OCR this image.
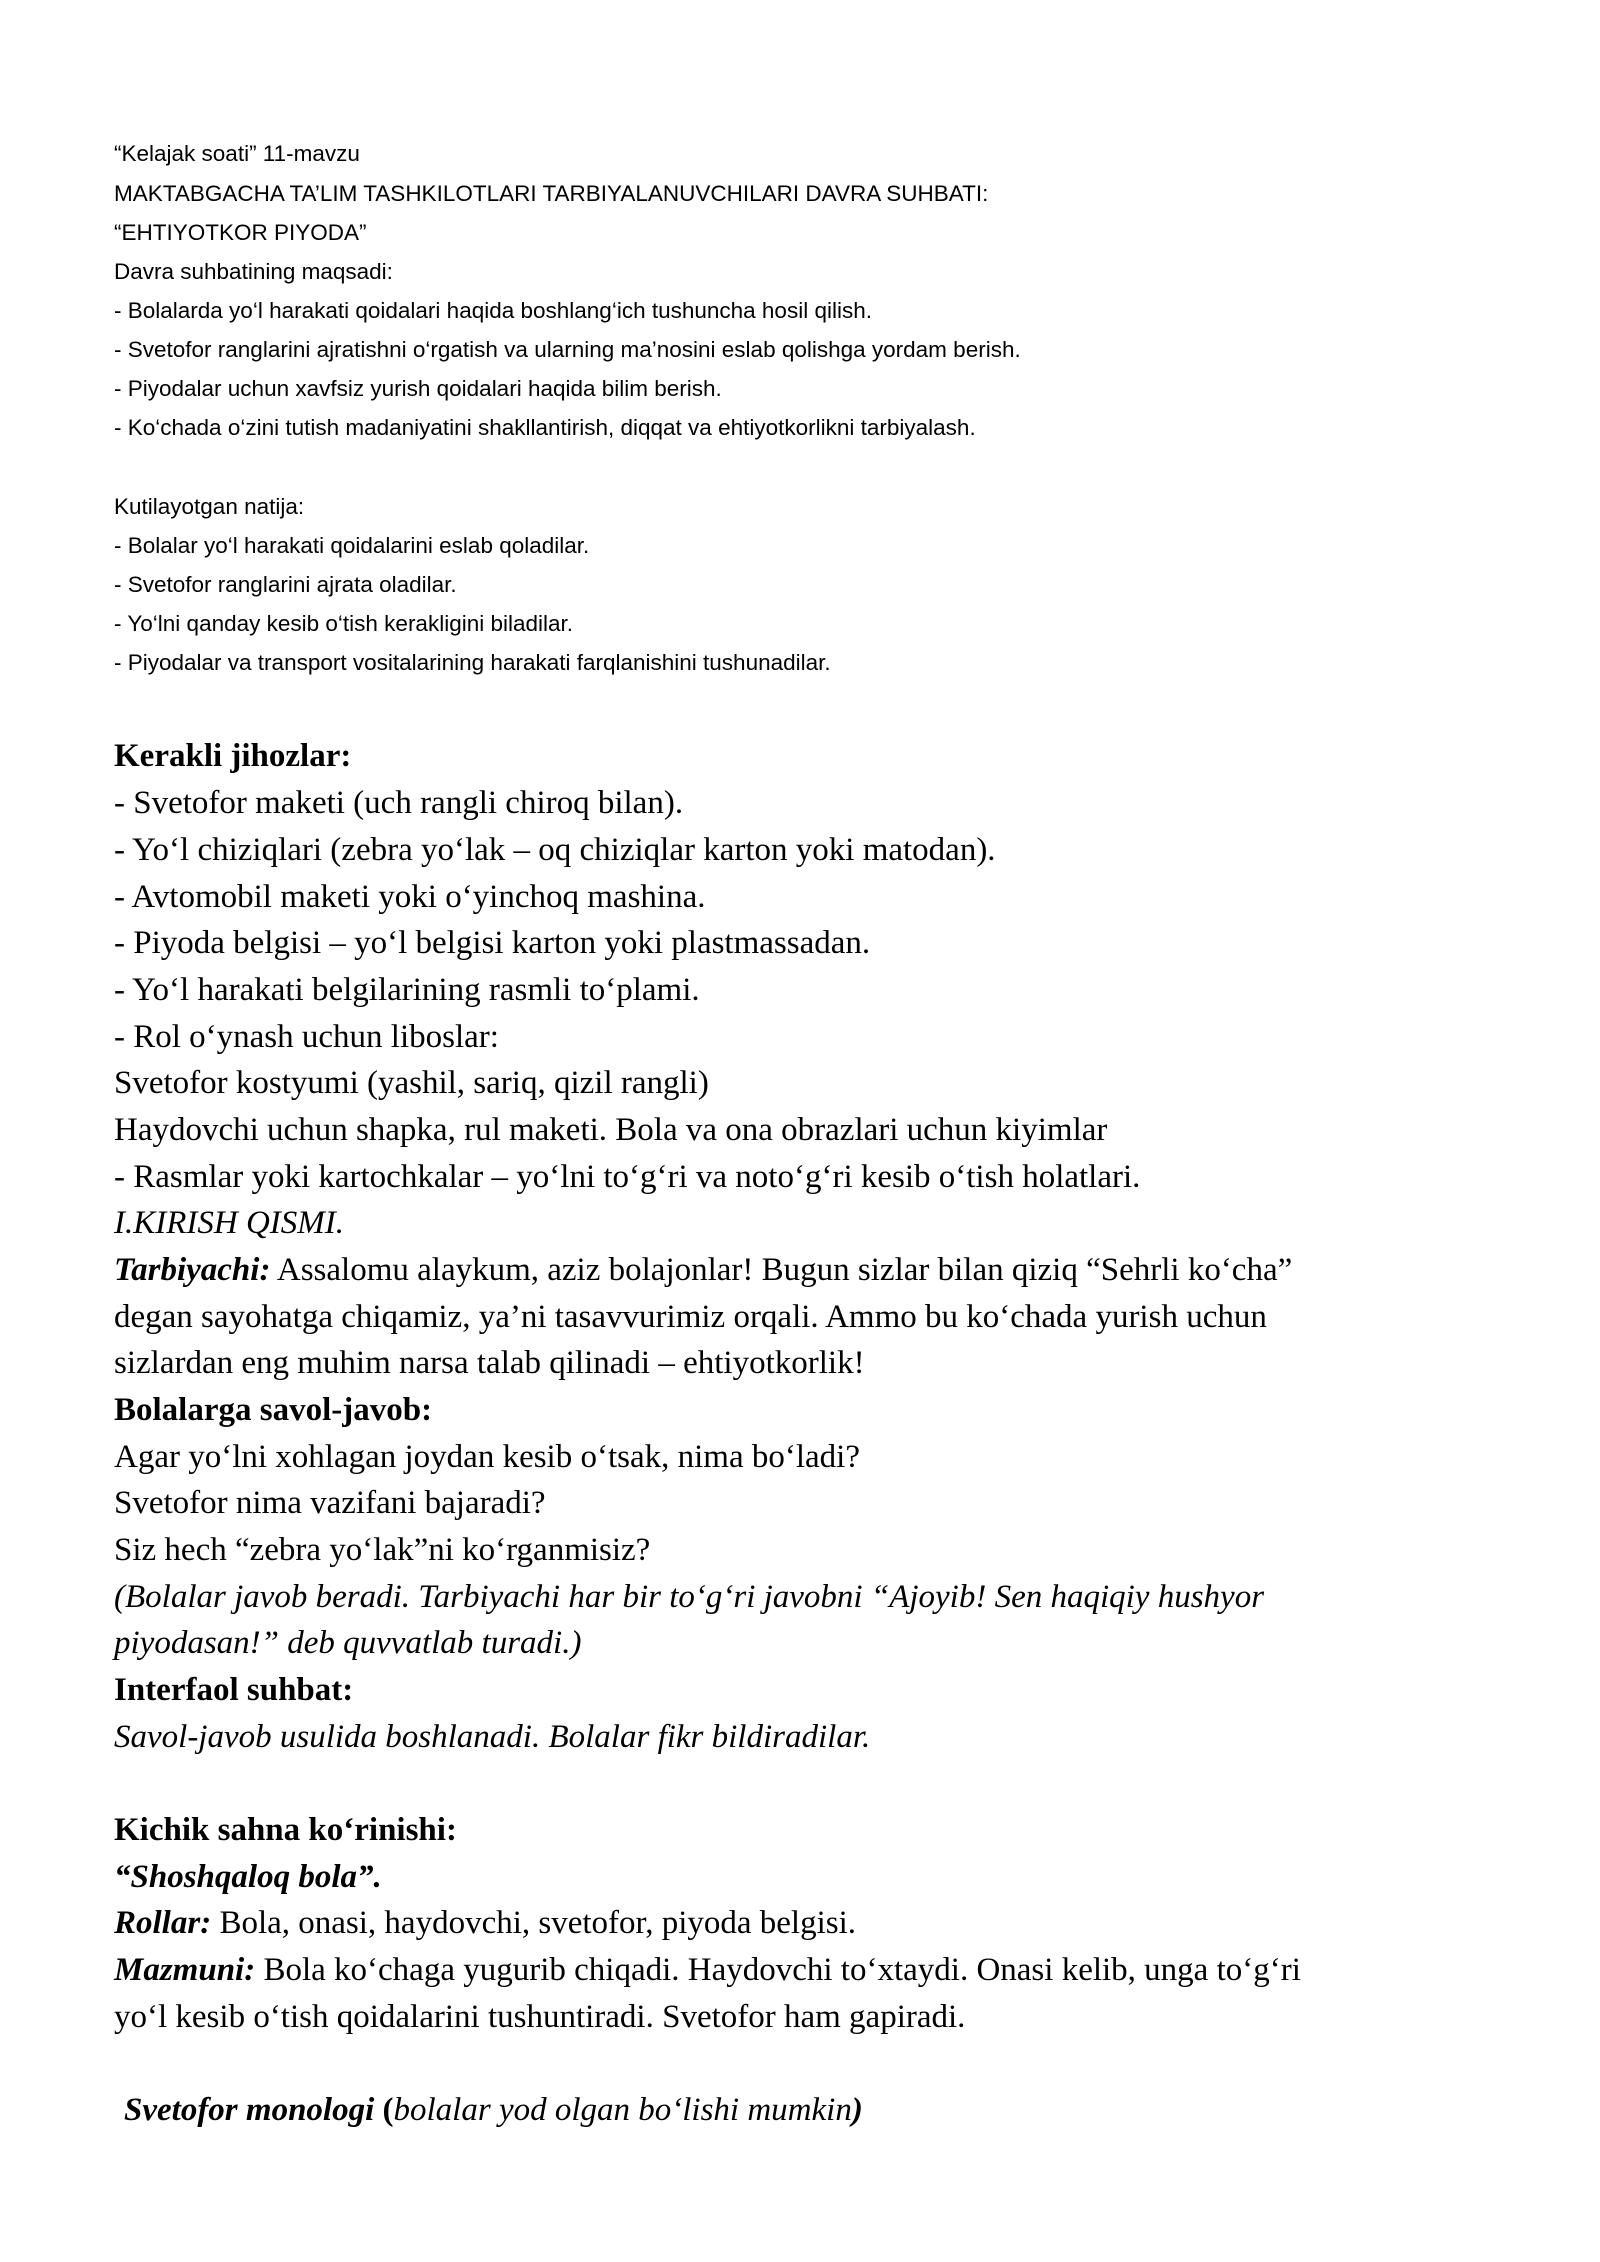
“Kelajak soati” 11-mavzu
MAKTABGACHA TA’LIM TASHKILOTLARI TARBIYALANUVCHILARI DAVRA SUHBATI:
“EHTIYOTKOR PIYODA”
Davra suhbatining maqsadi:
- Bolalarda yo‘l harakati qoidalari haqida boshlang‘ich tushuncha hosil qilish.
- Svetofor ranglarini ajratishni o‘rgatish va ularning ma’nosini eslab qolishga yordam berish.
- Piyodalar uchun xavfsiz yurish qoidalari haqida bilim berish.
- Ko‘chada o‘zini tutish madaniyatini shakllantirish, diqqat va ehtiyotkorlikni tarbiyalash.
Kutilayotgan natija:
- Bolalar yo‘l harakati qoidalarini eslab qoladilar.
- Svetofor ranglarini ajrata oladilar.
- Yo‘lni qanday kesib o‘tish kerakligini biladilar.
- Piyodalar va transport vositalarining harakati farqlanishini tushunadilar.
Kerakli jihozlar:
- Svetofor maketi (uch rangli chiroq bilan).
- Yo‘l chiziqlari (zebra yo‘lak – oq chiziqlar karton yoki matodan).
- Avtomobil maketi yoki o‘yinchoq mashina.
- Piyoda belgisi – yo‘l belgisi karton yoki plastmassadan.
- Yo‘l harakati belgilarining rasmli to‘plami.
- Rol o‘ynash uchun liboslar:
Svetofor kostyumi (yashil, sariq, qizil rangli)
Haydovchi uchun shapka, rul maketi. Bola va ona obrazlari uchun kiyimlar
- Rasmlar yoki kartochkalar – yo‘lni to‘g‘ri va noto‘g‘ri kesib o‘tish holatlari.
I.KIRISH QISMI.
Tarbiyachi: Assalomu alaykum, aziz bolajonlar! Bugun sizlar bilan qiziq “Sehrli ko‘cha”
degan sayohatga chiqamiz, ya’ni tasavvurimiz orqali. Ammo bu ko‘chada yurish uchun
sizlardan eng muhim narsa talab qilinadi – ehtiyotkorlik!
Bolalarga savol-javob:
Agar yo‘lni xohlagan joydan kesib o‘tsak, nima bo‘ladi?
Svetofor nima vazifani bajaradi?
Siz hech “zebra yo‘lak”ni ko‘rganmisiz?
(Bolalar javob beradi. Tarbiyachi har bir to‘g‘ri javobni “Ajoyib! Sen haqiqiy hushyor
piyodasan!” deb quvvatlab turadi.)
Interfaol suhbat:
Savol-javob usulida boshlanadi. Bolalar fikr bildiradilar.
Kichik sahna ko‘rinishi:
“Shoshqaloq bola”.
Rollar: Bola, onasi, haydovchi, svetofor, piyoda belgisi.
Mazmuni: Bola ko‘chaga yugurib chiqadi. Haydovchi to‘xtaydi. Onasi kelib, unga to‘g‘ri
yo‘l kesib o‘tish qoidalarini tushuntiradi. Svetofor ham gapiradi.
Svetofor monologi (bolalar yod olgan bo‘lishi mumkin)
....................
#### [WHAT YOU SHOULD DO]
Without the pictures, restate each entry exactly.

#### [EXPECTED ANSWER]
OCR this image.
“Kelajak soati” 11-mavzu
MAKTABGACHA TA’LIM TASHKILOTLARI TARBIYALANUVCHILARI DAVRA SUHBATI:
“EHTIYOTKOR PIYODA”
Davra suhbatining maqsadi:
- Bolalarda yo‘l harakati qoidalari haqida boshlang‘ich tushuncha hosil qilish.
- Svetofor ranglarini ajratishni o‘rgatish va ularning ma’nosini eslab qolishga yordam berish.
- Piyodalar uchun xavfsiz yurish qoidalari haqida bilim berish.
- Ko‘chada o‘zini tutish madaniyatini shakllantirish, diqqat va ehtiyotkorlikni tarbiyalash.
Kutilayotgan natija:
- Bolalar yo‘l harakati qoidalarini eslab qoladilar.
- Svetofor ranglarini ajrata oladilar.
- Yo‘lni qanday kesib o‘tish kerakligini biladilar.
- Piyodalar va transport vositalarining harakati farqlanishini tushunadilar.
Kerakli jihozlar:
- Svetofor maketi (uch rangli chiroq bilan).
- Yo‘l chiziqlari (zebra yo‘lak – oq chiziqlar karton yoki matodan).
- Avtomobil maketi yoki o‘yinchoq mashina.
- Piyoda belgisi – yo‘l belgisi karton yoki plastmassadan.
- Yo‘l harakati belgilarining rasmli to‘plami.
- Rol o‘ynash uchun liboslar:
Svetofor kostyumi (yashil, sariq, qizil rangli)
Haydovchi uchun shapka, rul maketi. Bola va ona obrazlari uchun kiyimlar
- Rasmlar yoki kartochkalar – yo‘lni to‘g‘ri va noto‘g‘ri kesib o‘tish holatlari.
I.KIRISH QISMI.
Tarbiyachi: Assalomu alaykum, aziz bolajonlar! Bugun sizlar bilan qiziq “Sehrli ko‘cha”
degan sayohatga chiqamiz, ya’ni tasavvurimiz orqali. Ammo bu ko‘chada yurish uchun
sizlardan eng muhim narsa talab qilinadi – ehtiyotkorlik!
Bolalarga savol-javob:
Agar yo‘lni xohlagan joydan kesib o‘tsak, nima bo‘ladi?
Svetofor nima vazifani bajaradi?
Siz hech “zebra yo‘lak”ni ko‘rganmisiz?
(Bolalar javob beradi. Tarbiyachi har bir to‘g‘ri javobni “Ajoyib! Sen haqiqiy hushyor
piyodasan!” deb quvvatlab turadi.)
Interfaol suhbat:
Savol-javob usulida boshlanadi. Bolalar fikr bildiradilar.
Kichik sahna ko‘rinishi:
“Shoshqaloq bola”.
Rollar: Bola, onasi, haydovchi, svetofor, piyoda belgisi.
Mazmuni: Bola ko‘chaga yugurib chiqadi. Haydovchi to‘xtaydi. Onasi kelib, unga to‘g‘ri
yo‘l kesib o‘tish qoidalarini tushuntiradi. Svetofor ham gapiradi.
Svetofor monologi (bolalar yod olgan bo‘lishi mumkin)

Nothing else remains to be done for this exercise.